■ ENTRIES SUPPLIED:
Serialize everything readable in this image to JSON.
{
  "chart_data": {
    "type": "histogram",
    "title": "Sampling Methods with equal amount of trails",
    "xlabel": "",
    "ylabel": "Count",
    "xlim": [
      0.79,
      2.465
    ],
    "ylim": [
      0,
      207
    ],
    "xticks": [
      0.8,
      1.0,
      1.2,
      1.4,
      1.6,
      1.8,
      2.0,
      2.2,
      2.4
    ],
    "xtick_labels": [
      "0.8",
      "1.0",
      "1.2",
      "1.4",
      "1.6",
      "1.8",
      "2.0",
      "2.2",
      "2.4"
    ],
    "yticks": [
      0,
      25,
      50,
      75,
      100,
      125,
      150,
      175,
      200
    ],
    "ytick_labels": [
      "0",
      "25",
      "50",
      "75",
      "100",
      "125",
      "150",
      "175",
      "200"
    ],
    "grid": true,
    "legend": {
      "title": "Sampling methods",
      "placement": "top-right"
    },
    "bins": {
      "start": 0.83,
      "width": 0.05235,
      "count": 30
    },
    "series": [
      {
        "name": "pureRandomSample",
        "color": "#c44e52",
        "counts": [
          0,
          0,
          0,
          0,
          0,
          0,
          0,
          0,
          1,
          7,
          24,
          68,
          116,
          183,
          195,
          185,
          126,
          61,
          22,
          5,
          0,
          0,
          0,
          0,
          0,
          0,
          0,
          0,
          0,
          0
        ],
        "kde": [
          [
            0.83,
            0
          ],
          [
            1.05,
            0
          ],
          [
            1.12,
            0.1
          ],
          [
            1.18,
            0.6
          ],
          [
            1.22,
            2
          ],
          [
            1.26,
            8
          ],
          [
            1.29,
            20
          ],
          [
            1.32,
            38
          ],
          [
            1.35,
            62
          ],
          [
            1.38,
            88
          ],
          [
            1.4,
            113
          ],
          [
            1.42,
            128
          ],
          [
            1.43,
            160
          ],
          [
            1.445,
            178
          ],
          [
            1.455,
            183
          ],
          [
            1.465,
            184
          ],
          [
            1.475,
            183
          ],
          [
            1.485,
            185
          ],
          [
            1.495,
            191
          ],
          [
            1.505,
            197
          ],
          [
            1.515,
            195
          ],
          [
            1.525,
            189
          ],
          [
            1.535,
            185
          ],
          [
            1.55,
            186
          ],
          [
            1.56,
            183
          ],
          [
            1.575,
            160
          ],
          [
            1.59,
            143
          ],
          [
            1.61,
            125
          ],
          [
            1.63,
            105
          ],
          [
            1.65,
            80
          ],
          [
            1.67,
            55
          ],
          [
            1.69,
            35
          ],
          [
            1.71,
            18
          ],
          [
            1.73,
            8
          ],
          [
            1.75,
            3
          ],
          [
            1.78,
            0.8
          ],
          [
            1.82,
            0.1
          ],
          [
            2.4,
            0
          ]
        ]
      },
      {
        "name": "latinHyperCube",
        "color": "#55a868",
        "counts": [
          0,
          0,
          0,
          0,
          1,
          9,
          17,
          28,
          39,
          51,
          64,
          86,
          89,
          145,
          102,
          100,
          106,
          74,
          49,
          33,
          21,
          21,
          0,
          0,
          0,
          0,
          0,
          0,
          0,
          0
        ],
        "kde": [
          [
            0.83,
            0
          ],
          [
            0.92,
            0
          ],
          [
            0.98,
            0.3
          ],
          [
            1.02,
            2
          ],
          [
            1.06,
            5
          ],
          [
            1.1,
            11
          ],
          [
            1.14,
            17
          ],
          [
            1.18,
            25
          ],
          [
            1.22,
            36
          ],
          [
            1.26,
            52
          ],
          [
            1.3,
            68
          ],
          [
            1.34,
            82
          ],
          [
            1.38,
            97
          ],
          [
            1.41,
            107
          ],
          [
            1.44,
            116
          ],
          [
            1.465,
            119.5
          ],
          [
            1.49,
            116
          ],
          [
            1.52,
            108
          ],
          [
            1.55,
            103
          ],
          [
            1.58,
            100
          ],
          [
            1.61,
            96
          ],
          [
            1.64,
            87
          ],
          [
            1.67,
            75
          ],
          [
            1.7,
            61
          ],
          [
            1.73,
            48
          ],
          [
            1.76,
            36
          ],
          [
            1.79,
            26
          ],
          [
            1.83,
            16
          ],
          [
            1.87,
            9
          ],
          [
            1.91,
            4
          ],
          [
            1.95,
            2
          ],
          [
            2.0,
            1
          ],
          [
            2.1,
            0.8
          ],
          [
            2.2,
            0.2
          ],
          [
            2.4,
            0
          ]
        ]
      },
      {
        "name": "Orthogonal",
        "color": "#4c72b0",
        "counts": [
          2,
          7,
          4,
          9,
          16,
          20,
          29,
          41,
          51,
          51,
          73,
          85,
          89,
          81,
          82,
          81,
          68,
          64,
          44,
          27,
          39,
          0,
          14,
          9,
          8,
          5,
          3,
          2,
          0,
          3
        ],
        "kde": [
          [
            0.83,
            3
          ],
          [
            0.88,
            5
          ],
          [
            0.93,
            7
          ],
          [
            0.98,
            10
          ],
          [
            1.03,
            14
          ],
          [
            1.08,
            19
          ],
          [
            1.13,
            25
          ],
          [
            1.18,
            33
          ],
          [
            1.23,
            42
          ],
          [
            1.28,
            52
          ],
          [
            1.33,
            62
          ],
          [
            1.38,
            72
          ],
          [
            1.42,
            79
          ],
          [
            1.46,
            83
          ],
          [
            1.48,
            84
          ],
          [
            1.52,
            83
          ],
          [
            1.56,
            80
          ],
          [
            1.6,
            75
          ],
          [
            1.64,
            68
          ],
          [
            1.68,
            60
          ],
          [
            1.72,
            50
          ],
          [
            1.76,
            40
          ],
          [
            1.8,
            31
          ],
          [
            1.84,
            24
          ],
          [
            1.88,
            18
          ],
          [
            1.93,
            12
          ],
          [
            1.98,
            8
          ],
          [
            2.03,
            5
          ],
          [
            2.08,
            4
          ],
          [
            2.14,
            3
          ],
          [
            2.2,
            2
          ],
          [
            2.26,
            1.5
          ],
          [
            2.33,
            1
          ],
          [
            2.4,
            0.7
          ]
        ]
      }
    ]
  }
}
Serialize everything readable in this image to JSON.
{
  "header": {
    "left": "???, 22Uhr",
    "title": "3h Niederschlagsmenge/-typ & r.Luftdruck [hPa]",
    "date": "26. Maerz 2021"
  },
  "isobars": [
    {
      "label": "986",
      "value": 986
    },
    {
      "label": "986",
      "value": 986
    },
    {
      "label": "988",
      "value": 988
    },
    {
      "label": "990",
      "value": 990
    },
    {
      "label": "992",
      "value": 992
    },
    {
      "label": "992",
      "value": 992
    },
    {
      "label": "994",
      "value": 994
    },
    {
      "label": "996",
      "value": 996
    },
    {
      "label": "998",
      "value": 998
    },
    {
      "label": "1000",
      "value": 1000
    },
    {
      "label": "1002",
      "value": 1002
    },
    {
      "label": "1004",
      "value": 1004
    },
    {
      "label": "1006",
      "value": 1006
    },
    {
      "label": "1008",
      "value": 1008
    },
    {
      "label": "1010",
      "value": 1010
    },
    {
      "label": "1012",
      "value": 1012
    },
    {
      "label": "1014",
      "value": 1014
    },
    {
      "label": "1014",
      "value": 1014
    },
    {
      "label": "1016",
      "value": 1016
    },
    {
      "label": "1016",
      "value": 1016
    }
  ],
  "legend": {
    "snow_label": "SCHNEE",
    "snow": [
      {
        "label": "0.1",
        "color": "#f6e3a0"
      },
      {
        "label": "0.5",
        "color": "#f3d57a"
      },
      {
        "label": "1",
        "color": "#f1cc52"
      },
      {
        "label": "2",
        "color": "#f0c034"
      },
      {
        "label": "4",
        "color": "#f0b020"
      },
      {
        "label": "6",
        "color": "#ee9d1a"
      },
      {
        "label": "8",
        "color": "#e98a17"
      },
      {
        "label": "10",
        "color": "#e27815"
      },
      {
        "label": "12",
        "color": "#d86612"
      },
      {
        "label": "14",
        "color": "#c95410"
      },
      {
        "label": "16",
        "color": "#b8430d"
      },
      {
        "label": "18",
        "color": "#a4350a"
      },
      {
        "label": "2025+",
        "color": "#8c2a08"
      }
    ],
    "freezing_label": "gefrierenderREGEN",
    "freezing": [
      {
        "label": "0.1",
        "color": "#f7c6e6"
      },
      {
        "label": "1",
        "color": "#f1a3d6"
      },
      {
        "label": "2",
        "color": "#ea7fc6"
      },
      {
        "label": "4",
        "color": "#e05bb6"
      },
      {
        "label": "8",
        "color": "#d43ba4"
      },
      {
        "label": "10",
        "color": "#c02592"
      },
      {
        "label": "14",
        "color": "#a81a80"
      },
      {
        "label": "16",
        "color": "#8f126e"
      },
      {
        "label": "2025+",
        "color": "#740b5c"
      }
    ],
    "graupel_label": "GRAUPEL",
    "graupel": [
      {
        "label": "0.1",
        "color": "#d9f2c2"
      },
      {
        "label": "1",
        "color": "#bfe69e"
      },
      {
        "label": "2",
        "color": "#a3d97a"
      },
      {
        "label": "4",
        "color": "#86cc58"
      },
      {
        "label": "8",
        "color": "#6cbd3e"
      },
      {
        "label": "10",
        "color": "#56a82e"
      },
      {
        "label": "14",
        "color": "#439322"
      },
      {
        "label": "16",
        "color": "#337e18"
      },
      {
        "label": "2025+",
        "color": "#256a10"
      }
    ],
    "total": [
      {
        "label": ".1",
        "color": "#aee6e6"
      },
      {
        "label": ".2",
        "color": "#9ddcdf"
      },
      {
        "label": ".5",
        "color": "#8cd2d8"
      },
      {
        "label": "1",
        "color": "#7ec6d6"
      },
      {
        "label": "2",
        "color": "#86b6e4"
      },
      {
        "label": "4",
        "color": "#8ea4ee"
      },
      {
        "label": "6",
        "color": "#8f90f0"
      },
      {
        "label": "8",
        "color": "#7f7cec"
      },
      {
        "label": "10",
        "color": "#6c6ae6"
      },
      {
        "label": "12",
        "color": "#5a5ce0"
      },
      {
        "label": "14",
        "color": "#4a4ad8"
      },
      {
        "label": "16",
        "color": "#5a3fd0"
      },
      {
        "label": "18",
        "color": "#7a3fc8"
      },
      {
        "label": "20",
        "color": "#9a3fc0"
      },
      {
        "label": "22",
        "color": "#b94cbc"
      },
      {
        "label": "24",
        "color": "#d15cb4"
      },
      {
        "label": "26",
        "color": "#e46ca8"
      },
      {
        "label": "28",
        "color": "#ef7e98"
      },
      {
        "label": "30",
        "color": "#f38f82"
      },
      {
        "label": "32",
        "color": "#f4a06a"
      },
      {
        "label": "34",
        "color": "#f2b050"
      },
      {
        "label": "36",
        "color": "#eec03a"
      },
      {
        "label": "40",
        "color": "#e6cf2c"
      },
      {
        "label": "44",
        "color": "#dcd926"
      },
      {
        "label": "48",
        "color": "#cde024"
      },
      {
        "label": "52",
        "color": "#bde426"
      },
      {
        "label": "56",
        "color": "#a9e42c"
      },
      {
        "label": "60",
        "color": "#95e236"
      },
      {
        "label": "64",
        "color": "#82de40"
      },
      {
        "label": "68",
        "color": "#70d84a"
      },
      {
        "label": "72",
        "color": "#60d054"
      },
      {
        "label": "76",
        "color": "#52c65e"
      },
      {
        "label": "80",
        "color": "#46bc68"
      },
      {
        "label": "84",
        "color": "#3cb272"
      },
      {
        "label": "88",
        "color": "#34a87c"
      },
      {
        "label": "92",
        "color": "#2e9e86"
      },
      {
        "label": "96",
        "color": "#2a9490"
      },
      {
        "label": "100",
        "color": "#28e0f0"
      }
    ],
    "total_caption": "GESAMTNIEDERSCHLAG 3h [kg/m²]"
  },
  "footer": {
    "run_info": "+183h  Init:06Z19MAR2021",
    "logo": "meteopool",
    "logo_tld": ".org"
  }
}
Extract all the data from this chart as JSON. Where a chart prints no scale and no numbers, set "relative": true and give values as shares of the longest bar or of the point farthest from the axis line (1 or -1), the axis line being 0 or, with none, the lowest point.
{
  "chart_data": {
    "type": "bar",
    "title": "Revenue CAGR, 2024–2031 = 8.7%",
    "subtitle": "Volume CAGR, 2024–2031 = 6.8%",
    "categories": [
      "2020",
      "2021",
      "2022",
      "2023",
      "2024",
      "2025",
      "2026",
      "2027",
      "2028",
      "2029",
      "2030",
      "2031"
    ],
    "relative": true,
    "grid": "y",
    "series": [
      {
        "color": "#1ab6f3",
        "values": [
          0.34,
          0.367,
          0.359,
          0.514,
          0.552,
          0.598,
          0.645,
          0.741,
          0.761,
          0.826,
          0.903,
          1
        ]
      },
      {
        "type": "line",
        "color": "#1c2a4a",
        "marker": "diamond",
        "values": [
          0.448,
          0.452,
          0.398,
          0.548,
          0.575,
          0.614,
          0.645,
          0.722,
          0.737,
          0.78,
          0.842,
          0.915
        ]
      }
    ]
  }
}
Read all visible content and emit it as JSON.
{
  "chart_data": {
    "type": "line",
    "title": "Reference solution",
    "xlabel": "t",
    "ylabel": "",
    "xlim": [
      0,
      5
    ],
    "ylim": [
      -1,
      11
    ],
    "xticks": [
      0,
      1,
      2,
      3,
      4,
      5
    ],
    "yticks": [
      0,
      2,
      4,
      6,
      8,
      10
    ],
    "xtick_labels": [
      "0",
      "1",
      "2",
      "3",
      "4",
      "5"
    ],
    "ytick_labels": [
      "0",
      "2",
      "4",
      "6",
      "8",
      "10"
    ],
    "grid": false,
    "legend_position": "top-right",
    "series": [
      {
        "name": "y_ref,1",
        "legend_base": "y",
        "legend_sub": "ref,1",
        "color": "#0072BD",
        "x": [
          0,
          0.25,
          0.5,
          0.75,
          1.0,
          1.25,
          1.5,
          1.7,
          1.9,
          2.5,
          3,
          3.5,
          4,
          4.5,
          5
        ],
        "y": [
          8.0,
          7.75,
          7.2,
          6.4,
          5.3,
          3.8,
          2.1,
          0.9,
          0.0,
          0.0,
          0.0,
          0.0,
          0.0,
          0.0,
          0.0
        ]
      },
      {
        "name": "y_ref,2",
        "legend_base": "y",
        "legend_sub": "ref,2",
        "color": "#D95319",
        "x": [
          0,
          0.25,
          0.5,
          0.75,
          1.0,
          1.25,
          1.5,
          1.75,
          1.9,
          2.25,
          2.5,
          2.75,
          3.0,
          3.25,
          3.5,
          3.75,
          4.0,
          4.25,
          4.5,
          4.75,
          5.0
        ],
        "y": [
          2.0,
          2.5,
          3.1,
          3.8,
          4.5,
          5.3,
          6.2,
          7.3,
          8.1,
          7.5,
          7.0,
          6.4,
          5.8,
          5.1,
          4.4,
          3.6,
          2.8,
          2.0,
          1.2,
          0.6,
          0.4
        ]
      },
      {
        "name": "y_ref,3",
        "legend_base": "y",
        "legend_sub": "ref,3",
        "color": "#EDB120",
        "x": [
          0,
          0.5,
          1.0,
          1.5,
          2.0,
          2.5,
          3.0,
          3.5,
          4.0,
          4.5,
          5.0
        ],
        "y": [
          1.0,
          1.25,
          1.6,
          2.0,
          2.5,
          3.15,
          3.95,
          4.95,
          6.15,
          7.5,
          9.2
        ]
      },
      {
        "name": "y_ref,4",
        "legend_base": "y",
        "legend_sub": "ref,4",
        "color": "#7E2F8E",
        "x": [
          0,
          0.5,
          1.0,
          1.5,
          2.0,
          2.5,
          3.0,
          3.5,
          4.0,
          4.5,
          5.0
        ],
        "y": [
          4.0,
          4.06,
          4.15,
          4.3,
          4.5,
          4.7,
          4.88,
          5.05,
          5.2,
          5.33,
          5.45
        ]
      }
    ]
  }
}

■ TASK INSTRUCTIONS:
Say how many lines contain "true", and give nothing but that number.

■ COMPLETE ANSWER:
3